◆ **ПРЕДЛОЖЕННЫЙ ОТРЫВОК**:
Даже ему это странно.

Университет был и хорошим и дурным вместе, профессоры были и превосходными, и скверными – главным был, однако, дух времени, имеющий обыкновение при всей своей видимой неосязаемости давать результаты вполне материальные.

Еще не пришло время потока, пока что к морю пробиваются ручейки, и состояние дел в университете есть в равной мере и порождение общего состояния воспитательных дел, и причина того, что поток задерживается. Он, университет, пока не умеет поставить под ружье необходимую России армию образованных людей, но он уже дает возможность упорному одиночке выучиться и воплотиться. Многое зависит от тебя самого – увы, даже слишком многое, если вспомнить, что прекрасно начавший ученье Новиков затем выключается из списка гимназистов и долгие годы спустя кается в письме Карамзину:

«Не забывайте, что с вами говорит идиот, не знающий никаких языков, не читавший никаких школьных философов и они никогда не лезли в мою голову; это странность, однако истинно было так».

Фонвизину хватило и любознательности и характера. Смешные истории о пуговицах латиниста и о Волге, которой так и не удалось влиться в Каспийское море, отразили университетский быт и, конечно, сказались на общем образовании Дениса Ивановича. И все‑таки университет он покинул, изучив не только латинский и немецкий языки, но и – сверх программы – французский, чему немало помогло его честолюбие.

Во время памятной поездки в Петербург свел он знакомство со своим сверстником, отпрыском знатной семьи, «которому физиономия моя понравилась; но как скоро спросил он меня, знаю ли я по‑французски, и услышал от меня, что не знаю, то он вдруг ко мне переменился и ко мне похолодел: он счел меня невеждою и худо воспитанным, начал надо мною шпынять; а я, приметя из оборота речей его, что он, кроме французского, коим говорил также плохо, не смыслит более ничего, стал отъедаться и моими эпиграммами загонял его так, что он унялся от насмешки и стал звать меня в гости; я отвечал учтиво, и мы разошлись приятельски. Но тут узнал я, сколько нужен молодому человеку французский язык, и для того твердо предпринял и начал учиться оному… Через два года я мог разуметь Вольтера и начал переводить стихами его „Альзиру“».

◆ **ПОСТАВЛЕННАЯ ЗАДАЧА 1**:
Покажите все строки приведенного ниже листинга, в которых встречается слово «note». Регистр букв учитывается.

Аннотации элементов макета

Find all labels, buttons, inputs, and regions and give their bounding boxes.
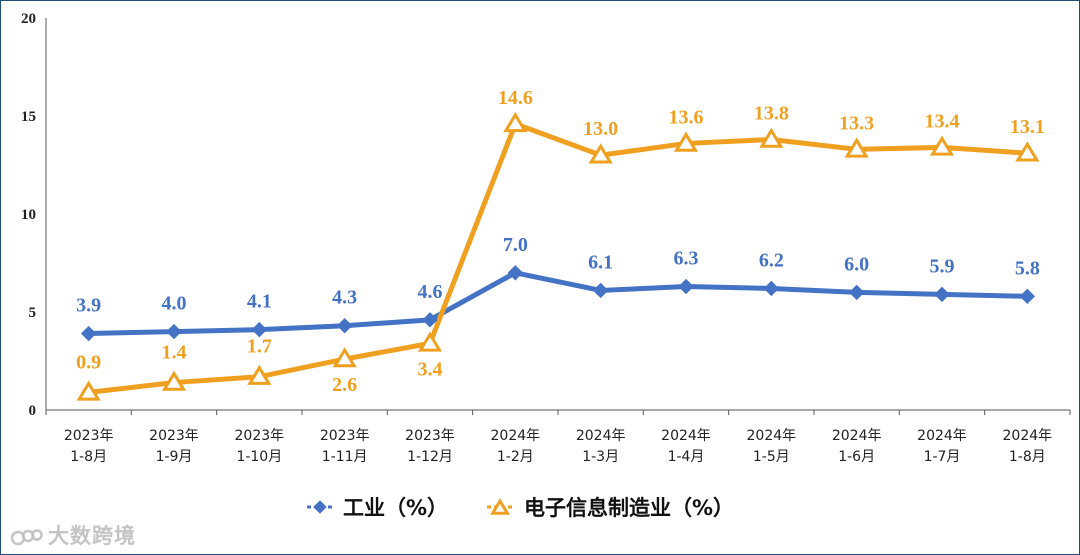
y-axis-ticks: 0 5 10 15 20 <box>21 11 36 419</box>
watermark-text: 大数跨境 <box>48 524 136 548</box>
x-tick-label-year: 2024年 <box>832 428 882 444</box>
diamond-marker <box>678 278 694 295</box>
y-tick-label: 15 <box>21 109 36 125</box>
x-tick-label-period: 1-3月 <box>582 449 619 465</box>
x-tick-label-period: 1-11月 <box>322 449 368 465</box>
diamond-marker <box>592 282 609 299</box>
electronics-data-label: 2.6 <box>332 374 357 396</box>
diamond-marker <box>848 284 865 301</box>
industry-data-label: 4.1 <box>247 291 272 313</box>
x-tick-label-period: 1-5月 <box>753 449 790 465</box>
x-tick-label-period: 1-12月 <box>407 449 453 465</box>
industry-data-label: 6.1 <box>588 251 613 273</box>
x-tick-label-year: 2024年 <box>917 428 967 444</box>
legend-electronics-label: 电子信息制造业（%） <box>524 496 734 520</box>
x-tick-label-year: 2024年 <box>747 428 797 444</box>
y-tick-label: 0 <box>29 403 37 419</box>
triangle-marker <box>490 498 510 515</box>
industry-data-label: 4.3 <box>332 287 357 309</box>
triangle-marker <box>673 131 699 152</box>
diamond-marker <box>336 318 353 334</box>
triangle-marker <box>929 135 955 156</box>
triangle-marker <box>588 143 613 164</box>
triangle-marker <box>247 364 272 385</box>
x-tick-label-year: 2023年 <box>235 428 285 444</box>
series-markers <box>76 111 1040 401</box>
electronics-data-label: 1.7 <box>247 336 272 358</box>
electronics-data-label: 14.6 <box>498 87 533 109</box>
triangle-marker <box>844 137 869 158</box>
industry-data-label: 5.8 <box>1015 257 1040 279</box>
x-tick-label-period: 1-9月 <box>156 449 193 465</box>
electronics-data-label: 13.1 <box>1010 116 1045 138</box>
electronics-data-label: 3.4 <box>418 358 443 380</box>
x-tick-label-year: 2023年 <box>405 428 455 444</box>
series-lines <box>88 121 1028 395</box>
industry-data-label: 4.0 <box>162 293 187 315</box>
x-tick-label-year: 2023年 <box>320 428 370 444</box>
triangle-marker <box>76 380 101 401</box>
x-tick-label-period: 1-6月 <box>838 449 875 465</box>
diamond-marker <box>507 265 524 281</box>
industry-data-label: 6.3 <box>674 248 699 270</box>
industry-data-label: 6.0 <box>844 253 869 275</box>
x-tick-label-period: 1-8月 <box>70 449 107 465</box>
electronics-data-label: 13.0 <box>583 118 618 140</box>
x-tick-label-year: 2024年 <box>661 428 711 444</box>
triangle-marker <box>161 370 187 391</box>
diamond-marker <box>80 325 97 342</box>
triangle-marker <box>332 347 357 368</box>
diamond-marker <box>422 312 438 328</box>
x-tick-label-period: 1-7月 <box>924 449 961 465</box>
y-tick-label: 5 <box>29 305 37 321</box>
diamond-marker <box>251 321 268 338</box>
industry-series-line <box>88 270 1028 337</box>
x-tick-label-year: 2024年 <box>1003 428 1053 444</box>
electronics-data-label: 13.6 <box>669 106 704 128</box>
electronics-data-label: 13.4 <box>925 110 960 132</box>
watermark-logo-icon <box>10 529 43 546</box>
electronics-data-label: 13.3 <box>839 112 874 134</box>
industry-data-label: 6.2 <box>759 249 784 271</box>
watermark: 大数跨境 <box>10 520 136 550</box>
industry-data-label: 5.9 <box>930 255 955 277</box>
legend: 工业（%） 电子信息制造业（%） <box>307 496 734 520</box>
triangle-marker <box>417 331 443 352</box>
chart-axes <box>45 18 1071 415</box>
x-tick-label-period: 1-10月 <box>236 449 282 465</box>
industry-data-label: 3.9 <box>76 295 101 317</box>
diamond-marker <box>1019 288 1036 305</box>
diamond-marker <box>934 286 950 303</box>
x-tick-label-period: 1-8月 <box>1009 449 1046 465</box>
electronics-data-label: 1.4 <box>162 342 187 364</box>
electronics-data-label: 13.8 <box>754 103 789 125</box>
electronics-data-label: 0.9 <box>76 351 101 373</box>
diamond-marker <box>166 323 182 340</box>
diamond-marker <box>313 500 327 514</box>
legend-industry-label: 工业（%） <box>343 496 448 520</box>
triangle-marker <box>759 127 784 148</box>
triangle-marker <box>1015 141 1040 162</box>
industry-data-label: 4.6 <box>418 281 443 303</box>
x-tick-label-period: 1-2月 <box>497 449 534 465</box>
y-tick-label: 20 <box>21 11 36 27</box>
triangle-marker <box>503 111 528 133</box>
industry-data-label: 7.0 <box>503 234 528 256</box>
x-tick-label-period: 1-4月 <box>668 449 705 465</box>
x-tick-label-year: 2023年 <box>149 428 199 444</box>
diamond-marker <box>763 280 780 297</box>
data-labels: 3.9 4.0 4.1 4.3 4.6 7.0 6.1 6.3 6.2 6.0 5.9 5.8 0.9 1… <box>76 87 1045 396</box>
x-tick-label-year: 2024年 <box>576 428 626 444</box>
electronics-series-line <box>88 121 1028 395</box>
x-tick-label-year: 2023年 <box>64 428 114 444</box>
x-tick-label-year: 2024年 <box>491 428 541 444</box>
y-tick-label: 10 <box>21 207 36 223</box>
x-axis-ticks: 2023年 1-8月 2023年 1-9月 2023年 1-10月 2023年 1-11月 20… <box>64 428 1052 465</box>
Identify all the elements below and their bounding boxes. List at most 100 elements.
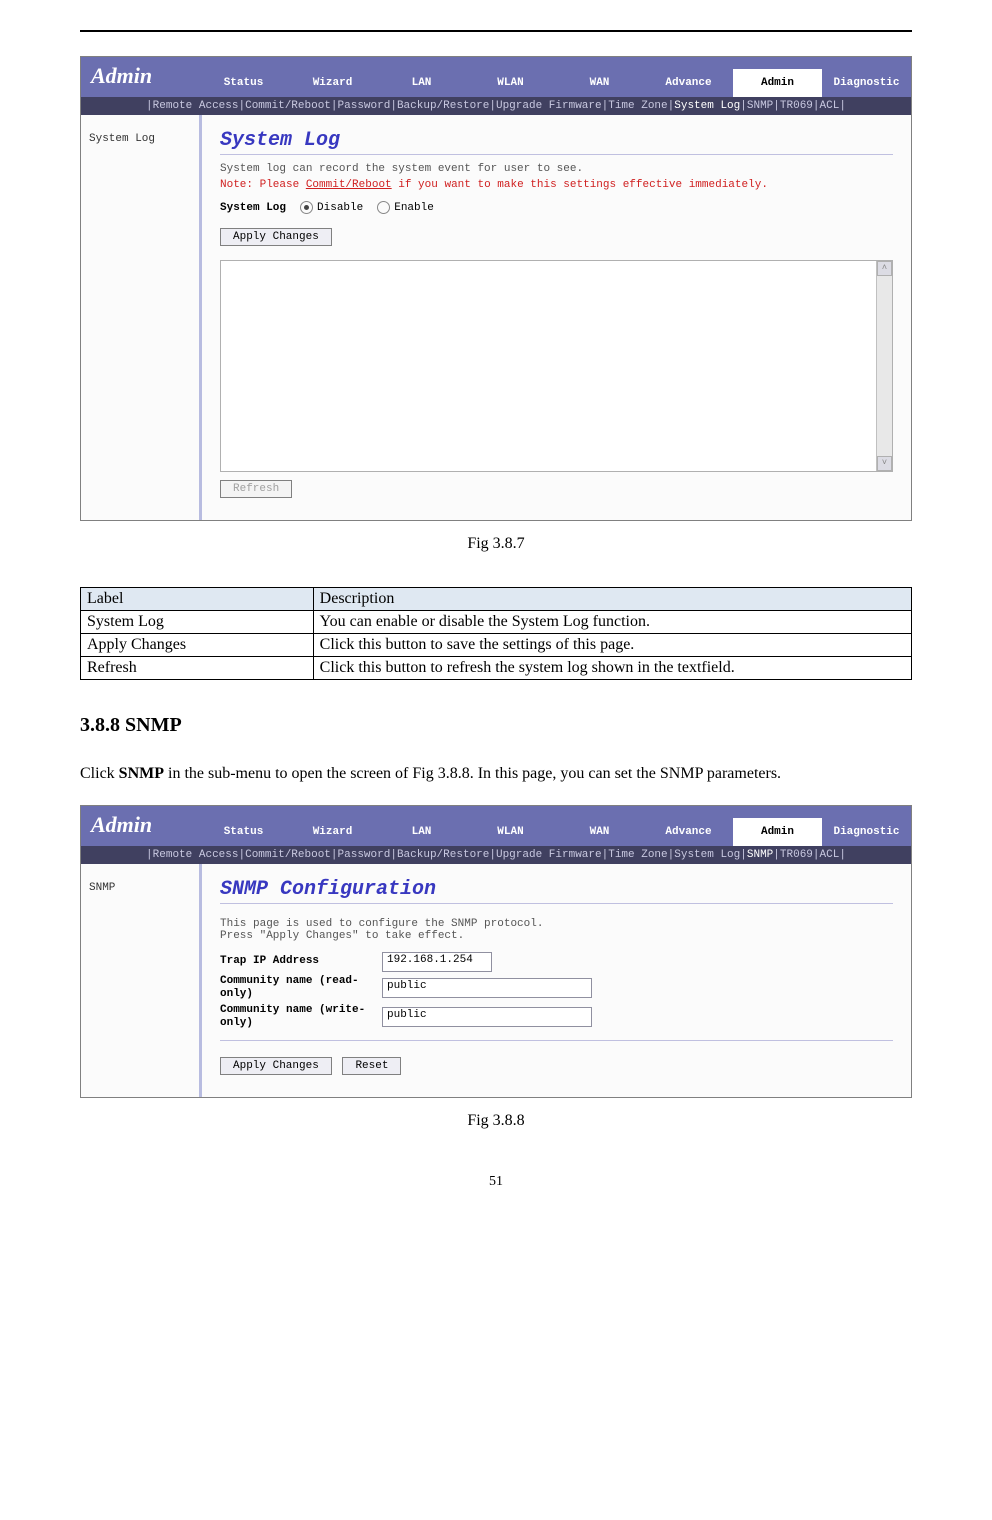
submenu-remote-access[interactable]: Remote Access	[153, 849, 239, 861]
page-description: System log can record the system event f…	[220, 163, 893, 175]
community-writeonly-row: Community name (write-only) public	[220, 1004, 893, 1030]
submenu-system-log[interactable]: System Log	[674, 849, 740, 861]
body-part2: in the sub-menu to open the screen of Fi…	[164, 765, 781, 782]
main-tabs: StatusWizardLANWLANWANAdvanceAdminDiagno…	[199, 806, 911, 846]
body-part1: Click	[80, 765, 119, 782]
page-description-2: Press "Apply Changes" to take effect.	[220, 930, 893, 942]
radio-enable[interactable]: Enable	[377, 201, 434, 214]
scrollbar[interactable]	[876, 261, 892, 471]
note-suffix: if you want to make this settings effect…	[392, 179, 768, 191]
submenu-upgrade-firmware[interactable]: Upgrade Firmware	[496, 849, 602, 861]
tab-wan[interactable]: WAN	[555, 818, 644, 846]
submenu-password[interactable]: Password	[338, 849, 391, 861]
tab-wizard[interactable]: Wizard	[288, 69, 377, 97]
submenu-commit-reboot[interactable]: Commit/Reboot	[245, 100, 331, 112]
submenu-acl[interactable]: ACL	[820, 849, 840, 861]
tab-lan[interactable]: LAN	[377, 69, 466, 97]
title-rule	[220, 154, 893, 155]
page-description-1: This page is used to configure the SNMP …	[220, 918, 893, 930]
tab-diagnostic[interactable]: Diagnostic	[822, 69, 911, 97]
community-readonly-row: Community name (read-only) public	[220, 975, 893, 1001]
body-bold: SNMP	[119, 765, 164, 782]
figure-caption-1: Fig 3.8.7	[80, 535, 912, 553]
community-readonly-label: Community name (read-only)	[220, 975, 370, 1001]
submenu-snmp[interactable]: SNMP	[747, 100, 773, 112]
radio-icon	[377, 201, 390, 214]
submenu-tr069[interactable]: TR069	[780, 849, 813, 861]
brand: Admin	[81, 57, 199, 97]
page-title: SNMP Configuration	[220, 878, 893, 901]
page-number: 51	[80, 1174, 912, 1190]
tab-advance[interactable]: Advance	[644, 818, 733, 846]
sidebar-label[interactable]: SNMP	[89, 882, 115, 894]
submenu-time-zone[interactable]: Time Zone	[608, 849, 667, 861]
tab-diagnostic[interactable]: Diagnostic	[822, 818, 911, 846]
table-row: System LogYou can enable or disable the …	[81, 611, 912, 634]
submenu-backup-restore[interactable]: Backup/Restore	[397, 849, 489, 861]
submenu-tr069[interactable]: TR069	[780, 100, 813, 112]
radio-enable-label: Enable	[394, 202, 434, 214]
tab-status[interactable]: Status	[199, 69, 288, 97]
submenu-time-zone[interactable]: Time Zone	[608, 100, 667, 112]
table-cell: Apply Changes	[81, 634, 314, 657]
tab-lan[interactable]: LAN	[377, 818, 466, 846]
table-cell: Refresh	[81, 657, 314, 680]
scroll-up-icon[interactable]: ˄	[877, 261, 892, 276]
apply-changes-button[interactable]: Apply Changes	[220, 1057, 332, 1075]
systemlog-option-row: System Log Disable Enable	[220, 201, 893, 214]
tab-wan[interactable]: WAN	[555, 69, 644, 97]
page-top-rule	[80, 30, 912, 32]
trap-ip-label: Trap IP Address	[220, 955, 370, 968]
table-cell: Click this button to refresh the system …	[313, 657, 911, 680]
submenu-acl[interactable]: ACL	[820, 100, 840, 112]
trap-ip-row: Trap IP Address 192.168.1.254	[220, 952, 893, 972]
reset-button[interactable]: Reset	[342, 1057, 401, 1075]
submenu-remote-access[interactable]: Remote Access	[153, 100, 239, 112]
form-rule	[220, 1040, 893, 1041]
table-row: RefreshClick this button to refresh the …	[81, 657, 912, 680]
apply-changes-button[interactable]: Apply Changes	[220, 228, 332, 246]
sidebar: System Log	[81, 115, 199, 520]
tab-wlan[interactable]: WLAN	[466, 818, 555, 846]
tab-admin[interactable]: Admin	[733, 818, 822, 846]
table-cell: You can enable or disable the System Log…	[313, 611, 911, 634]
community-writeonly-label: Community name (write-only)	[220, 1004, 370, 1030]
router-screenshot-snmp: Admin StatusWizardLANWLANWANAdvanceAdmin…	[80, 805, 912, 1099]
submenu-backup-restore[interactable]: Backup/Restore	[397, 100, 489, 112]
community-writeonly-input[interactable]: public	[382, 1007, 592, 1027]
table-cell: System Log	[81, 611, 314, 634]
tab-admin[interactable]: Admin	[733, 69, 822, 97]
router-screenshot-systemlog: Admin StatusWizardLANWLANWANAdvanceAdmin…	[80, 56, 912, 521]
table-header: Description	[313, 588, 911, 611]
scroll-down-icon[interactable]: ˅	[877, 456, 892, 471]
submenu-snmp[interactable]: SNMP	[747, 849, 773, 861]
sidebar: SNMP	[81, 864, 199, 1098]
description-table: LabelDescription System LogYou can enabl…	[80, 587, 912, 680]
log-textarea[interactable]: ˄ ˅	[220, 260, 893, 472]
submenu-system-log[interactable]: System Log	[674, 100, 740, 112]
tab-advance[interactable]: Advance	[644, 69, 733, 97]
note-prefix: Note: Please	[220, 179, 306, 191]
section-body: Click SNMP in the sub-menu to open the s…	[80, 757, 912, 791]
submenu-upgrade-firmware[interactable]: Upgrade Firmware	[496, 100, 602, 112]
note-text: Note: Please Commit/Reboot if you want t…	[220, 179, 893, 191]
radio-disable[interactable]: Disable	[300, 201, 363, 214]
option-label: System Log	[220, 202, 286, 214]
radio-disable-label: Disable	[317, 202, 363, 214]
table-header: Label	[81, 588, 314, 611]
submenu-commit-reboot[interactable]: Commit/Reboot	[245, 849, 331, 861]
community-readonly-input[interactable]: public	[382, 978, 592, 998]
submenu-bar: |Remote Access|Commit/Reboot|Password|Ba…	[81, 846, 911, 864]
tab-wlan[interactable]: WLAN	[466, 69, 555, 97]
table-row: Apply ChangesClick this button to save t…	[81, 634, 912, 657]
title-rule	[220, 903, 893, 904]
commit-reboot-link[interactable]: Commit/Reboot	[306, 179, 392, 191]
main-tabs: StatusWizardLANWLANWANAdvanceAdminDiagno…	[199, 57, 911, 97]
trap-ip-input[interactable]: 192.168.1.254	[382, 952, 492, 972]
refresh-button[interactable]: Refresh	[220, 480, 292, 498]
tab-wizard[interactable]: Wizard	[288, 818, 377, 846]
section-heading: 3.8.8 SNMP	[80, 714, 912, 737]
submenu-password[interactable]: Password	[338, 100, 391, 112]
tab-status[interactable]: Status	[199, 818, 288, 846]
sidebar-label[interactable]: System Log	[89, 133, 155, 145]
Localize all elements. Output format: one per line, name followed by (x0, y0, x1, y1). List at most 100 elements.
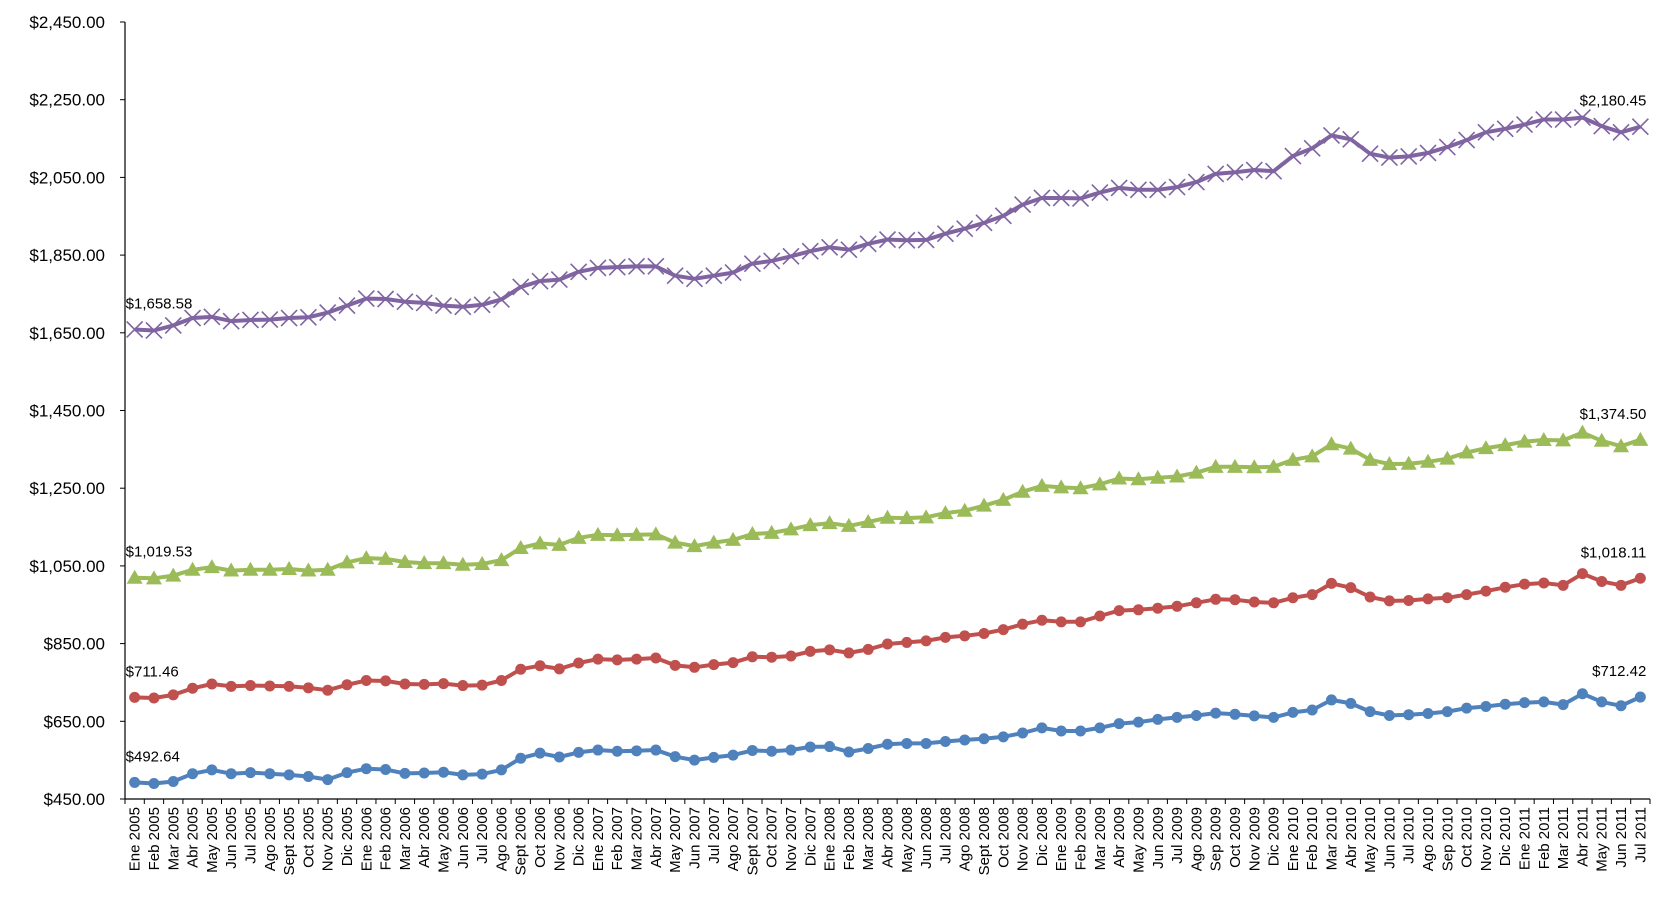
data-point (1287, 592, 1299, 604)
data-point (1245, 161, 1263, 179)
data-point (476, 679, 488, 691)
x-tick-label: Dic 2007 (802, 807, 819, 866)
data-point (1265, 458, 1282, 473)
data-point (1383, 595, 1395, 607)
x-tick-label: Nov 2010 (1478, 807, 1495, 871)
data-point (187, 768, 199, 780)
data-point (1149, 469, 1166, 484)
data-point (1055, 725, 1067, 737)
data-point (882, 738, 893, 750)
data-point (476, 768, 488, 780)
data-point (1576, 688, 1588, 700)
data-point (647, 257, 665, 275)
data-point (1033, 477, 1050, 492)
x-tick-label: Ago 2008 (957, 807, 974, 871)
data-point (1573, 109, 1592, 127)
data-point (647, 526, 664, 541)
data-point (1268, 711, 1280, 723)
x-tick-label: Jul 2005 (242, 807, 259, 864)
data-point (167, 776, 179, 788)
y-tick-label: $650.00 (44, 712, 105, 731)
series-line (134, 571, 1641, 700)
x-tick-label: Mar 2008 (860, 807, 877, 870)
x-tick-label: Sept 2006 (513, 807, 530, 875)
data-point (1171, 711, 1183, 723)
x-tick-label: Feb 2009 (1073, 807, 1090, 870)
data-point (1631, 118, 1649, 136)
data-point (976, 497, 993, 512)
x-tick-label: Nov 2005 (320, 807, 337, 871)
data-point (939, 631, 951, 643)
data-point (628, 526, 645, 541)
x-tick-label: Jul 2010 (1401, 807, 1418, 864)
x-tick-label: Ene 2010 (1285, 807, 1302, 871)
data-point (1229, 708, 1241, 720)
data-point (302, 682, 314, 694)
data-point (1361, 145, 1379, 163)
data-point (882, 638, 893, 650)
x-tick-label: Sept 2005 (281, 807, 298, 875)
data-point (261, 311, 279, 329)
data-point (744, 526, 761, 541)
data-point (283, 680, 295, 692)
data-point (531, 272, 549, 290)
data-point (184, 561, 201, 576)
data-point (358, 550, 375, 565)
x-tick-label: May 2009 (1130, 807, 1147, 873)
data-point (936, 225, 954, 243)
data-point (1555, 432, 1572, 447)
data-point (1306, 589, 1318, 601)
data-point (261, 561, 278, 576)
data-point (434, 297, 453, 315)
data-point (1325, 577, 1337, 589)
data-point (801, 242, 819, 260)
data-point (978, 733, 990, 745)
data-point (1094, 610, 1106, 622)
data-point (631, 653, 643, 665)
x-tick-label: May 2010 (1362, 807, 1379, 873)
data-point (1210, 707, 1222, 719)
data-point (746, 744, 758, 756)
data-point (148, 777, 160, 789)
data-point (1557, 699, 1569, 711)
data-point (299, 308, 317, 326)
data-point (724, 264, 742, 282)
data-point (1596, 575, 1608, 587)
data-point (650, 744, 662, 756)
x-tick-label: Mar 2006 (397, 807, 414, 870)
data-point (1632, 431, 1649, 446)
data-point (1499, 698, 1511, 710)
y-tick-label: $2,050.00 (29, 168, 105, 187)
data-point (766, 745, 778, 757)
data-point (1634, 572, 1646, 584)
data-point (1439, 450, 1456, 465)
data-point (901, 636, 913, 648)
y-tick-label: $850.00 (44, 635, 105, 654)
data-point (1149, 181, 1167, 199)
data-point (1403, 709, 1415, 721)
data-point (225, 680, 237, 692)
data-point (804, 645, 816, 657)
x-tick-label: Feb 2011 (1536, 807, 1553, 869)
data-point (1615, 579, 1627, 591)
data-point (918, 509, 935, 524)
data-point (360, 763, 372, 775)
data-point (492, 290, 510, 308)
data-point (164, 316, 182, 334)
data-point (766, 651, 778, 663)
data-point (1036, 722, 1048, 734)
data-labels: $492.64 $712.42 $711.46 $1,018.11 $1,019.53 $… (126, 93, 1647, 766)
data-point (1461, 702, 1473, 714)
data-point (862, 742, 874, 754)
data-point (283, 769, 295, 781)
data-point (824, 741, 836, 753)
data-point (435, 555, 452, 570)
data-point (1554, 110, 1572, 129)
data-point (1226, 163, 1244, 181)
data-point (782, 521, 799, 536)
data-point (708, 751, 720, 763)
data-point (1129, 181, 1148, 199)
data-point (570, 263, 588, 281)
x-tick-label: Jun 2011 (1613, 807, 1630, 868)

◆ **ПОСТАВЛЕННАЯ ЗАДАЧА 2**:
Продублируйте дословно фрагмент отрывка о Фонвизине, начиная со слов «Фонвизину хватило и» и заканчивая словами «помогло его честолюбие.».

◆ **ПРАВИЛЬНЫЙ ОТВЕТ 1**:
note-suffix: if you want to make this settings effect…	[392, 179, 768, 191]
note-prefix: Note: Please	[220, 179, 306, 191]
note-text: Note: Please Commit/Reboot if you want t…	[220, 179, 893, 191]

◆ **ПРАВИЛЬНЫЙ ОТВЕТ 2**:
Фонвизину хватило и любознательности и характера. Смешные истории о пуговицах латиниста и о Волге, которой так и не удалось влиться в Каспийское море, отразили университетский быт и, конечно, сказались на общем образовании Дениса Ивановича. И все‑таки университет он покинул, изучив не только латинский и немецкий языки, но и – сверх программы – французский, чему немало помогло его честолюбие.